• **Working data**:
⁂

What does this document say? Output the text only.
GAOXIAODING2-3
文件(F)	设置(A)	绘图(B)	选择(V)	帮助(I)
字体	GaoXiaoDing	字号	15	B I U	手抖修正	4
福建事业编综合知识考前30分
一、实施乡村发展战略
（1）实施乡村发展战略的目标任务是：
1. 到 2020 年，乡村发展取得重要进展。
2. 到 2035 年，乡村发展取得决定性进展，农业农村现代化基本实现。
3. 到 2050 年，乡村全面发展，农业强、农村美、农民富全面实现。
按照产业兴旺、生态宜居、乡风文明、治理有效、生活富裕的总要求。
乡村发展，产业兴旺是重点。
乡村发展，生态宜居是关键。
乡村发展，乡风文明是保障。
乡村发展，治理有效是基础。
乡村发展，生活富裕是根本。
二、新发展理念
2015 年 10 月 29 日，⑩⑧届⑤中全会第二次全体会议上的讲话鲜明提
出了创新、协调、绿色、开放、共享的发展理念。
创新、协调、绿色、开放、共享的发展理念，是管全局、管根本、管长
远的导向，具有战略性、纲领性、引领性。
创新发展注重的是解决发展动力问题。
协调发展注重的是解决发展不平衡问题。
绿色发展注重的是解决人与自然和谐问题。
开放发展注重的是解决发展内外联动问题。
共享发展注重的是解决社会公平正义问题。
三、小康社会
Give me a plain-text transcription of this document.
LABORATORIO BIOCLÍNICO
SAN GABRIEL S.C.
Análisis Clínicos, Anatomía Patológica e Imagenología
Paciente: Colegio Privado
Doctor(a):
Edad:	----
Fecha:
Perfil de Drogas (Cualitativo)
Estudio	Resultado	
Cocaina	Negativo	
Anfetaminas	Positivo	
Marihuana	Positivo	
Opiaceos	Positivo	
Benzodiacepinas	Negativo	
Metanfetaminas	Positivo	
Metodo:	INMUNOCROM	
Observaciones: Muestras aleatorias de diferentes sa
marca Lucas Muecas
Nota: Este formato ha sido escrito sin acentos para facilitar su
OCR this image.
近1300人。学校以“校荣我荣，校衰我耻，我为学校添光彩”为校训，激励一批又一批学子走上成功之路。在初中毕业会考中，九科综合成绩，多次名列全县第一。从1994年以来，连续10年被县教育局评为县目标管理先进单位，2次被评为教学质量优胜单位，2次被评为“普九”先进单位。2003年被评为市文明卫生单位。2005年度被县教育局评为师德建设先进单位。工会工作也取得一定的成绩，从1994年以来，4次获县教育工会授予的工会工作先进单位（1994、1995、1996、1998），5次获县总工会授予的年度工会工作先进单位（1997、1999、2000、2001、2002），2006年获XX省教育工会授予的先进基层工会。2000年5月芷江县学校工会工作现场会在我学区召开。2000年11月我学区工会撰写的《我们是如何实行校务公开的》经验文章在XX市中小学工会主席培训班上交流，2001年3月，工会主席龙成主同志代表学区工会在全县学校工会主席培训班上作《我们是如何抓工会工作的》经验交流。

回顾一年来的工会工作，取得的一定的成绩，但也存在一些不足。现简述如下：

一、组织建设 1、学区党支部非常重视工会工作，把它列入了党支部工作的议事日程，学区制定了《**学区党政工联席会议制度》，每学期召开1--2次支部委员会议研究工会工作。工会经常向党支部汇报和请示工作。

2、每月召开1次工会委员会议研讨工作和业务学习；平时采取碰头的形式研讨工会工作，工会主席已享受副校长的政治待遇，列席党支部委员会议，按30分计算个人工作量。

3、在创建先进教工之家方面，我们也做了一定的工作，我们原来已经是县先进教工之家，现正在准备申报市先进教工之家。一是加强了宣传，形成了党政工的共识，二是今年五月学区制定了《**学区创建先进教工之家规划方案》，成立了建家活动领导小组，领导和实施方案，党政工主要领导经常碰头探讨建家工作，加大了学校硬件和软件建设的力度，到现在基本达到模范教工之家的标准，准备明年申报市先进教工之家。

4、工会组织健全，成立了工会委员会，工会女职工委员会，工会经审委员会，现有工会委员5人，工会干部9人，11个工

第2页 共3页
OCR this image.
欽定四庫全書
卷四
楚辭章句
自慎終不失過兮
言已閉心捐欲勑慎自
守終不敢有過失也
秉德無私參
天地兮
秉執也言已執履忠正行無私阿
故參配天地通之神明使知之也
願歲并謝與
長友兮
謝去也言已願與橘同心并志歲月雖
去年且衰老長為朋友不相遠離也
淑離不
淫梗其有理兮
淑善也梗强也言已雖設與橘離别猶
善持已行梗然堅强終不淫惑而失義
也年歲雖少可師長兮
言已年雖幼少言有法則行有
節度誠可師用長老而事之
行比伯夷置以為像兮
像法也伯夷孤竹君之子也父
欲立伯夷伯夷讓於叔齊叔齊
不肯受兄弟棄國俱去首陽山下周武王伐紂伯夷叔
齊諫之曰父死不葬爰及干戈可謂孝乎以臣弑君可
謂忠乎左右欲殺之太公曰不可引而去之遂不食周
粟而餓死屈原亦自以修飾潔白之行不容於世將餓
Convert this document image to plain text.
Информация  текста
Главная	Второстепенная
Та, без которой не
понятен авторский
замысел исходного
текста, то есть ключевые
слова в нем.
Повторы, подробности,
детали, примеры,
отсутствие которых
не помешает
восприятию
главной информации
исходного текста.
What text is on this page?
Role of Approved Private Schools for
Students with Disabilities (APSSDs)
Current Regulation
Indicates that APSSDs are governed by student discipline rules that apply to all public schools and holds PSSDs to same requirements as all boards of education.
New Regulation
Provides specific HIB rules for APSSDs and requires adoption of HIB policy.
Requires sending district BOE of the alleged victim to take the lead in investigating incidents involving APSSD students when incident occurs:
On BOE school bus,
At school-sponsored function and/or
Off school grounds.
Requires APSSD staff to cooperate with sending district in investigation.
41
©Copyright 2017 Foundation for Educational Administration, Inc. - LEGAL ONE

⁂

• **Task description**: Search the entries for the word "APSSDs", then gather every line that has it.

• **Task solution**:
Students with Disabilities (APSSDs)
Indicates that APSSDs are governed by student discipline rules that apply to all public schools and holds PSSDs to same requirements as all boards of education.
Provides specific HIB rules for APSSDs and requires adoption of HIB policy.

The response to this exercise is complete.